### What the task requires
Reproduce the entries below in full, word for word.

### Stored data
____________
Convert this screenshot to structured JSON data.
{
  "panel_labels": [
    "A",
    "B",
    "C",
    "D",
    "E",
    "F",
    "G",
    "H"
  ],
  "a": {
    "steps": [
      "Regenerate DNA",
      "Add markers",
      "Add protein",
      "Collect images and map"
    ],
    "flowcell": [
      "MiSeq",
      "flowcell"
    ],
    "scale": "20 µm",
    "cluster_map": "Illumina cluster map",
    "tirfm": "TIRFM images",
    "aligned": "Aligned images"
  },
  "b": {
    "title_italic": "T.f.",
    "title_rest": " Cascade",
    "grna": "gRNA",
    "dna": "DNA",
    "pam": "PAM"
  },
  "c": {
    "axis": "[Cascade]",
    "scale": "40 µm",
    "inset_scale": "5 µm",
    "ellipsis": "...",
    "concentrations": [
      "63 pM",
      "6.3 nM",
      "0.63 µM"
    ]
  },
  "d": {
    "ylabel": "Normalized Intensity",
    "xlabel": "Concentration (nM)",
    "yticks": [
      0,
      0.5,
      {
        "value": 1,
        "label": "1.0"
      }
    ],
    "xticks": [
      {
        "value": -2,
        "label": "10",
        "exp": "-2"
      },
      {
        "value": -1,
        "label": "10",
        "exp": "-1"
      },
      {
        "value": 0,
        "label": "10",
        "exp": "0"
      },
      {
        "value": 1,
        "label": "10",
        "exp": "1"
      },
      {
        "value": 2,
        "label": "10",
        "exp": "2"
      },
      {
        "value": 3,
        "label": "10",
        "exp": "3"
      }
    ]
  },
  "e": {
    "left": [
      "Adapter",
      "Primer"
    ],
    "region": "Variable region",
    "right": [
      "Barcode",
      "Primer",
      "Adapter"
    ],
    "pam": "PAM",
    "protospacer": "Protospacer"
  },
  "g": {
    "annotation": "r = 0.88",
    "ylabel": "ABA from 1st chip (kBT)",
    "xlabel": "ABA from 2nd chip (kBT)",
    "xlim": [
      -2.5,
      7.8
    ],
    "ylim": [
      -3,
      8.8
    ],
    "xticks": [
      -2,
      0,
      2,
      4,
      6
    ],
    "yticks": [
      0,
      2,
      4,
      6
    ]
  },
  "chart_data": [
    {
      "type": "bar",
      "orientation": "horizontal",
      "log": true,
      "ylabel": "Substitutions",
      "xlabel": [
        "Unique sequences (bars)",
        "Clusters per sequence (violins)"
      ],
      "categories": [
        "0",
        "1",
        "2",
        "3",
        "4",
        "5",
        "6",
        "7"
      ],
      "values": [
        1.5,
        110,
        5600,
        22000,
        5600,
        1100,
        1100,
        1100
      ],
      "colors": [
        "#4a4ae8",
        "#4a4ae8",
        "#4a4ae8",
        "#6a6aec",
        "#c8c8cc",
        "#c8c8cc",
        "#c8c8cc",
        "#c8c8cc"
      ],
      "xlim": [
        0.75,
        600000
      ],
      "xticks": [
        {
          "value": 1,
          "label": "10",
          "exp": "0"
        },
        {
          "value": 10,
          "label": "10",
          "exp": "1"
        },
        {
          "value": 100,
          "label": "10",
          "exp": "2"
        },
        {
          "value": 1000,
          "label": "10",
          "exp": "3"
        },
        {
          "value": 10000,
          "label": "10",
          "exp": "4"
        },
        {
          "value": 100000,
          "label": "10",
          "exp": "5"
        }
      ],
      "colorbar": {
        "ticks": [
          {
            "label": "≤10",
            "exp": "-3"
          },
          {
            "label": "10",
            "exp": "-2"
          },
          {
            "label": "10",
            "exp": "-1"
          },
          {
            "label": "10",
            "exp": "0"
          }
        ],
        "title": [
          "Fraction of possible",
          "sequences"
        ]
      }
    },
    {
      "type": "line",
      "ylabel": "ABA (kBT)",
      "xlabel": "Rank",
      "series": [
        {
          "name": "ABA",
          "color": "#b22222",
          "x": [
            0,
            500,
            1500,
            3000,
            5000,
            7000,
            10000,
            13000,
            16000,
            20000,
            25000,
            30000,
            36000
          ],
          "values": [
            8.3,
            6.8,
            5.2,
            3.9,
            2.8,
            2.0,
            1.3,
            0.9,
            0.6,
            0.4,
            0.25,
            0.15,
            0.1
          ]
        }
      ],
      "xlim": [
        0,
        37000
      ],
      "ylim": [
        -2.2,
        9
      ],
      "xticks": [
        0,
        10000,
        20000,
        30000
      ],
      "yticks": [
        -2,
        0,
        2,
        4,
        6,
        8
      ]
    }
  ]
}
____________
### Your response
Convert this screenshot to structured JSON data.
{
  "panel_labels": [
    "A",
    "B",
    "C",
    "D",
    "E",
    "F",
    "G",
    "H"
  ],
  "a": {
    "steps": [
      "Regenerate DNA",
      "Add markers",
      "Add protein",
      "Collect images and map"
    ],
    "flowcell": [
      "MiSeq",
      "flowcell"
    ],
    "scale": "20 µm",
    "cluster_map": "Illumina cluster map",
    "tirfm": "TIRFM images",
    "aligned": "Aligned images"
  },
  "b": {
    "title_italic": "T.f.",
    "title_rest": " Cascade",
    "grna": "gRNA",
    "dna": "DNA",
    "pam": "PAM"
  },
  "c": {
    "axis": "[Cascade]",
    "scale": "40 µm",
    "inset_scale": "5 µm",
    "ellipsis": "...",
    "concentrations": [
      "63 pM",
      "6.3 nM",
      "0.63 µM"
    ]
  },
  "d": {
    "ylabel": "Normalized Intensity",
    "xlabel": "Concentration (nM)",
    "yticks": [
      0,
      0.5,
      {
        "value": 1,
        "label": "1.0"
      }
    ],
    "xticks": [
      {
        "value": -2,
        "label": "10",
        "exp": "-2"
      },
      {
        "value": -1,
        "label": "10",
        "exp": "-1"
      },
      {
        "value": 0,
        "label": "10",
        "exp": "0"
      },
      {
        "value": 1,
        "label": "10",
        "exp": "1"
      },
      {
        "value": 2,
        "label": "10",
        "exp": "2"
      },
      {
        "value": 3,
        "label": "10",
        "exp": "3"
      }
    ]
  },
  "e": {
    "left": [
      "Adapter",
      "Primer"
    ],
    "region": "Variable region",
    "right": [
      "Barcode",
      "Primer",
      "Adapter"
    ],
    "pam": "PAM",
    "protospacer": "Protospacer"
  },
  "g": {
    "annotation": "r = 0.88",
    "ylabel": "ABA from 1st chip (kBT)",
    "xlabel": "ABA from 2nd chip (kBT)",
    "xlim": [
      -2.5,
      7.8
    ],
    "ylim": [
      -3,
      8.8
    ],
    "xticks": [
      -2,
      0,
      2,
      4,
      6
    ],
    "yticks": [
      0,
      2,
      4,
      6
    ]
  },
  "chart_data": [
    {
      "type": "bar",
      "orientation": "horizontal",
      "log": true,
      "ylabel": "Substitutions",
      "xlabel": [
        "Unique sequences (bars)",
        "Clusters per sequence (violins)"
      ],
      "categories": [
        "0",
        "1",
        "2",
        "3",
        "4",
        "5",
        "6",
        "7"
      ],
      "values": [
        1.5,
        110,
        5600,
        22000,
        5600,
        1100,
        1100,
        1100
      ],
      "colors": [
        "#4a4ae8",
        "#4a4ae8",
        "#4a4ae8",
        "#6a6aec",
        "#c8c8cc",
        "#c8c8cc",
        "#c8c8cc",
        "#c8c8cc"
      ],
      "xlim": [
        0.75,
        600000
      ],
      "xticks": [
        {
          "value": 1,
          "label": "10",
          "exp": "0"
        },
        {
          "value": 10,
          "label": "10",
          "exp": "1"
        },
        {
          "value": 100,
          "label": "10",
          "exp": "2"
        },
        {
          "value": 1000,
          "label": "10",
          "exp": "3"
        },
        {
          "value": 10000,
          "label": "10",
          "exp": "4"
        },
        {
          "value": 100000,
          "label": "10",
          "exp": "5"
        }
      ],
      "colorbar": {
        "ticks": [
          {
            "label": "≤10",
            "exp": "-3"
          },
          {
            "label": "10",
            "exp": "-2"
          },
          {
            "label": "10",
            "exp": "-1"
          },
          {
            "label": "10",
            "exp": "0"
          }
        ],
        "title": [
          "Fraction of possible",
          "sequences"
        ]
      }
    },
    {
      "type": "line",
      "ylabel": "ABA (kBT)",
      "xlabel": "Rank",
      "series": [
        {
          "name": "ABA",
          "color": "#b22222",
          "x": [
            0,
            500,
            1500,
            3000,
            5000,
            7000,
            10000,
            13000,
            16000,
            20000,
            25000,
            30000,
            36000
          ],
          "values": [
            8.3,
            6.8,
            5.2,
            3.9,
            2.8,
            2.0,
            1.3,
            0.9,
            0.6,
            0.4,
            0.25,
            0.15,
            0.1
          ]
        }
      ],
      "xlim": [
        0,
        37000
      ],
      "ylim": [
        -2.2,
        9
      ],
      "xticks": [
        0,
        10000,
        20000,
        30000
      ],
      "yticks": [
        -2,
        0,
        2,
        4,
        6,
        8
      ]
    }
  ]
}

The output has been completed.